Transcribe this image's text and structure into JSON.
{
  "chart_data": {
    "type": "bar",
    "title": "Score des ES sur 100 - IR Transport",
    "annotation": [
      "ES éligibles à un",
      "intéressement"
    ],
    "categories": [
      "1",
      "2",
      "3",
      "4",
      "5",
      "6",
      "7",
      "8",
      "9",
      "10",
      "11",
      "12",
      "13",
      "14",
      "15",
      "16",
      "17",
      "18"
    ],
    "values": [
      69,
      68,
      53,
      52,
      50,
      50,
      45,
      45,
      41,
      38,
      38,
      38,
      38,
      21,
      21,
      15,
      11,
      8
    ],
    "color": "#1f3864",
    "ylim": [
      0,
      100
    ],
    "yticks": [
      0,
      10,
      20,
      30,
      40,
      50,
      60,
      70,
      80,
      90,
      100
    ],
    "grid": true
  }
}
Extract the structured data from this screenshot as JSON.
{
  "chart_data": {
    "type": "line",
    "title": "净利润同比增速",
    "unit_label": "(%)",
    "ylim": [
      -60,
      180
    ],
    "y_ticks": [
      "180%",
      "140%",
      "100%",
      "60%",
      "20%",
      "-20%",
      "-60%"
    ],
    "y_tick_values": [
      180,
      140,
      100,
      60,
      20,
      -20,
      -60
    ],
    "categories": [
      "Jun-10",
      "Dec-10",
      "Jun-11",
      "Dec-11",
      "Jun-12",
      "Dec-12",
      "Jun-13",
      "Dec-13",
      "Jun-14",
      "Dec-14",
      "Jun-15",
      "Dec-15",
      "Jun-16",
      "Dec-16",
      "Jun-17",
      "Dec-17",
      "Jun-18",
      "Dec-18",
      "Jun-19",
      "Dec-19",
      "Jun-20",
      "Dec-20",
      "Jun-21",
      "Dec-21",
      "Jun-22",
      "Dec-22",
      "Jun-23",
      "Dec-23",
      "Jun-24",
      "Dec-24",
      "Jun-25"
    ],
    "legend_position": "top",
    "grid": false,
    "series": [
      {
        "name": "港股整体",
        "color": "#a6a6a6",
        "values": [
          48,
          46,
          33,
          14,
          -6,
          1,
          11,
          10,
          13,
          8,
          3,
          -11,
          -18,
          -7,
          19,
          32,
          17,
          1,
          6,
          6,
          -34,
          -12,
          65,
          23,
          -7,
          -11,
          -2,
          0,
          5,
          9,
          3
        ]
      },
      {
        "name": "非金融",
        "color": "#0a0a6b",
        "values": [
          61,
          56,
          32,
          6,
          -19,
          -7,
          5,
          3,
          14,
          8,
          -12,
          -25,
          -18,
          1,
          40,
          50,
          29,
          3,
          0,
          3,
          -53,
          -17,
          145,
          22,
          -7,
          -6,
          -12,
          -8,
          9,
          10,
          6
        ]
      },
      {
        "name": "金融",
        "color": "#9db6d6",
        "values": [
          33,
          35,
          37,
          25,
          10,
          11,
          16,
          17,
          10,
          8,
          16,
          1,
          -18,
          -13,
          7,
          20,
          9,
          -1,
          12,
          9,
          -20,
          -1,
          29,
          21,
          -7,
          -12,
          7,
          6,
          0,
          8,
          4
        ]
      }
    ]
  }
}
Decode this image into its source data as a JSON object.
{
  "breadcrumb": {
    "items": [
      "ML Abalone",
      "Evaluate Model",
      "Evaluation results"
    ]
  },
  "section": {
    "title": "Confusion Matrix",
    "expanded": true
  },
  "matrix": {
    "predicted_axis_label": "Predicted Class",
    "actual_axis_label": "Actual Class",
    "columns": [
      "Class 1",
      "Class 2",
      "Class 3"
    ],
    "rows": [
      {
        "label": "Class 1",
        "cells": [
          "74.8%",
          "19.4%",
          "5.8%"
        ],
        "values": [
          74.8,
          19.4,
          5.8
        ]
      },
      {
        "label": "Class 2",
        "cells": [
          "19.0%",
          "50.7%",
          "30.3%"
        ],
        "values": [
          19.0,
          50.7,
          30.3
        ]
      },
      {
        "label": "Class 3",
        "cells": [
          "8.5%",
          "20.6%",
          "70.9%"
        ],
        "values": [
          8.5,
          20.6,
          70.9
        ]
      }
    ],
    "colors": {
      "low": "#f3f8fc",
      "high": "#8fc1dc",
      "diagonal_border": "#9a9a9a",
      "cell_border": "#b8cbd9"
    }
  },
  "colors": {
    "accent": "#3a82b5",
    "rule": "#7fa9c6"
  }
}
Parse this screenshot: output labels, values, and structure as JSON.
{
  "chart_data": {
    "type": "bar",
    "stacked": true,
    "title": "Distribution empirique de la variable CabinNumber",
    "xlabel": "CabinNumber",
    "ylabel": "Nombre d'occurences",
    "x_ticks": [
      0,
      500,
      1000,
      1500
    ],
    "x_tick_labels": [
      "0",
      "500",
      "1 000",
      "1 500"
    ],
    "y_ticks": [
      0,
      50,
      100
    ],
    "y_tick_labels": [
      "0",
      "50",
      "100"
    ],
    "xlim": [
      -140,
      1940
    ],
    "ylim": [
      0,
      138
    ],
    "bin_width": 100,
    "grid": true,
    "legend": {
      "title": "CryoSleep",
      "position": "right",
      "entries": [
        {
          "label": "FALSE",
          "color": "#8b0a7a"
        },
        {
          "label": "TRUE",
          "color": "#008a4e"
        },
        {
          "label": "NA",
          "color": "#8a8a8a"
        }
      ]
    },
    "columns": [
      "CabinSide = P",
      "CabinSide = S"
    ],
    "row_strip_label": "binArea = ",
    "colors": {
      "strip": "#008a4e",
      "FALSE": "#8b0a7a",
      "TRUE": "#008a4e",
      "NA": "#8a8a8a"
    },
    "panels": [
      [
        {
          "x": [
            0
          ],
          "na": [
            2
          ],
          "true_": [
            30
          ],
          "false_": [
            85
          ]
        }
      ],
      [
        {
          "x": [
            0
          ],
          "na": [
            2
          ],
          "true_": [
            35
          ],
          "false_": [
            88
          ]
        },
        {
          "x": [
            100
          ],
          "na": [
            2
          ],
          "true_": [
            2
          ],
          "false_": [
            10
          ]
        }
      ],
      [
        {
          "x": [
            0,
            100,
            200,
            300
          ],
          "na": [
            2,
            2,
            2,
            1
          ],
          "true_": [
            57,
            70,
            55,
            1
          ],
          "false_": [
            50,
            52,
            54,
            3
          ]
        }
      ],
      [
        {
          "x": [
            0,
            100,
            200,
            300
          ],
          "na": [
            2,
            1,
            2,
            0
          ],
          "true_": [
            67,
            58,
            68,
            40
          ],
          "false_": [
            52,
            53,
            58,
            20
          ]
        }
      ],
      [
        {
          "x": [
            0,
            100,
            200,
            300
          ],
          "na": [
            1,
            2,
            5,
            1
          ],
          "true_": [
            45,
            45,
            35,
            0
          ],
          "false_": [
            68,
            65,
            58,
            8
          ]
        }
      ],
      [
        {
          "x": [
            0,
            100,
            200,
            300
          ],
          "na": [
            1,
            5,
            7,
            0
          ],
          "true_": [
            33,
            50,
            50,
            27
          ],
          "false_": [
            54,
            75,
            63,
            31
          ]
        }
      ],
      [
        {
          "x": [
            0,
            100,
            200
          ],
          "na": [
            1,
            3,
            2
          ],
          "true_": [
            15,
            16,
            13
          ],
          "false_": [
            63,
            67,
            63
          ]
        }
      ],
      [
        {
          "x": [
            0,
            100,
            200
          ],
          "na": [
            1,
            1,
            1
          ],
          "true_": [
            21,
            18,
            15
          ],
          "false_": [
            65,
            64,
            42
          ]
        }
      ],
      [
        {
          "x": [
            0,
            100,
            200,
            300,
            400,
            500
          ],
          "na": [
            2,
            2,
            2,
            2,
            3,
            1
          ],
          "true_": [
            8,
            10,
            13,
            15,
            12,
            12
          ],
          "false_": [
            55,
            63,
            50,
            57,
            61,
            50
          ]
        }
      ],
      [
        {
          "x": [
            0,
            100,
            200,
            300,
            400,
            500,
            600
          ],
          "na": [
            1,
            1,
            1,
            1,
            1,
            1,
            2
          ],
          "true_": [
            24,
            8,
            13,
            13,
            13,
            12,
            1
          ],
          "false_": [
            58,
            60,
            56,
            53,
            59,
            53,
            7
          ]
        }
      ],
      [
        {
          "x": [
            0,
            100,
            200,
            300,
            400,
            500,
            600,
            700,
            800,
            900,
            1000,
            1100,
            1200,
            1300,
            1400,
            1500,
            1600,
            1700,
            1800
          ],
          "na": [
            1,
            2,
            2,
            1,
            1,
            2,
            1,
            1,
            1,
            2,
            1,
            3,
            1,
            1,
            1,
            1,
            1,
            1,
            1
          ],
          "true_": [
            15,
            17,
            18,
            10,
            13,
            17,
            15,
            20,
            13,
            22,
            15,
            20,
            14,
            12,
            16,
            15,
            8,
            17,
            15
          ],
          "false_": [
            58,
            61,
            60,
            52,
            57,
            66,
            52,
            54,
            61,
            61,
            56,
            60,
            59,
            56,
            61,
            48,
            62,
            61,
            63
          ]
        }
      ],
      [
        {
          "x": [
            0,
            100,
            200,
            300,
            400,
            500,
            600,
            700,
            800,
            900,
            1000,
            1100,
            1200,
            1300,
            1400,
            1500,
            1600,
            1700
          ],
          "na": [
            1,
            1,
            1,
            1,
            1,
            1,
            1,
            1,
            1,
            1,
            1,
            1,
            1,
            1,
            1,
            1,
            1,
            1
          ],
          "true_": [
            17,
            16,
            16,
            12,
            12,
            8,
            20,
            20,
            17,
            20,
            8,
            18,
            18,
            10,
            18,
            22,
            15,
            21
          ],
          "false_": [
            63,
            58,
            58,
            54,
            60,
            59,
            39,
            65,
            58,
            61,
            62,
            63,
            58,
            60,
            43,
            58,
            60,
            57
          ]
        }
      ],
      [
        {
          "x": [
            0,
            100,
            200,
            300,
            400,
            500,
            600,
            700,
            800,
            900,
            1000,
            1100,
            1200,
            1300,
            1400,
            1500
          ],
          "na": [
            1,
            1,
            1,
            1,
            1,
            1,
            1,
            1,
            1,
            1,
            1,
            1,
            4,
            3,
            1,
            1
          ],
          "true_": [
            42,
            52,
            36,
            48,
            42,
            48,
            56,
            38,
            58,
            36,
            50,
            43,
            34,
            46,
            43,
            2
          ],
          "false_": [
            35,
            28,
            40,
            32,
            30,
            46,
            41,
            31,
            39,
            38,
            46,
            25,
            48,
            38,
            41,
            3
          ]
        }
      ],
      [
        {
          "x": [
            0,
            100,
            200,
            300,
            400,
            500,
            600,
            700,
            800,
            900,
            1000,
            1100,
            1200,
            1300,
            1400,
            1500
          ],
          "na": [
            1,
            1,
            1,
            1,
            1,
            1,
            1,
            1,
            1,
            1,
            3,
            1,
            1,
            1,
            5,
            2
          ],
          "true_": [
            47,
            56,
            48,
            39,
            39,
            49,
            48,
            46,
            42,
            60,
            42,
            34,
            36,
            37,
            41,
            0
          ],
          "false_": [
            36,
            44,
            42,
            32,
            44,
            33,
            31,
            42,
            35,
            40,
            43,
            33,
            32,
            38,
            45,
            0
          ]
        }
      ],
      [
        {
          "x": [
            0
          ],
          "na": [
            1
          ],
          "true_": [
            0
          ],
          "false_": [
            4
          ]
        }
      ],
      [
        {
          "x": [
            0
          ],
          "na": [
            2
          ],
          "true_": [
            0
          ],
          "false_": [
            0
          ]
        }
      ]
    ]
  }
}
+++
* **INSTRUCTIONS FOR THE TASK**: Within the data above, pick out all lines holding the word "image".

* **RESULT**:
Transcribe this image's text and structure into JSON.
Decode this image into its source data as a JSON object.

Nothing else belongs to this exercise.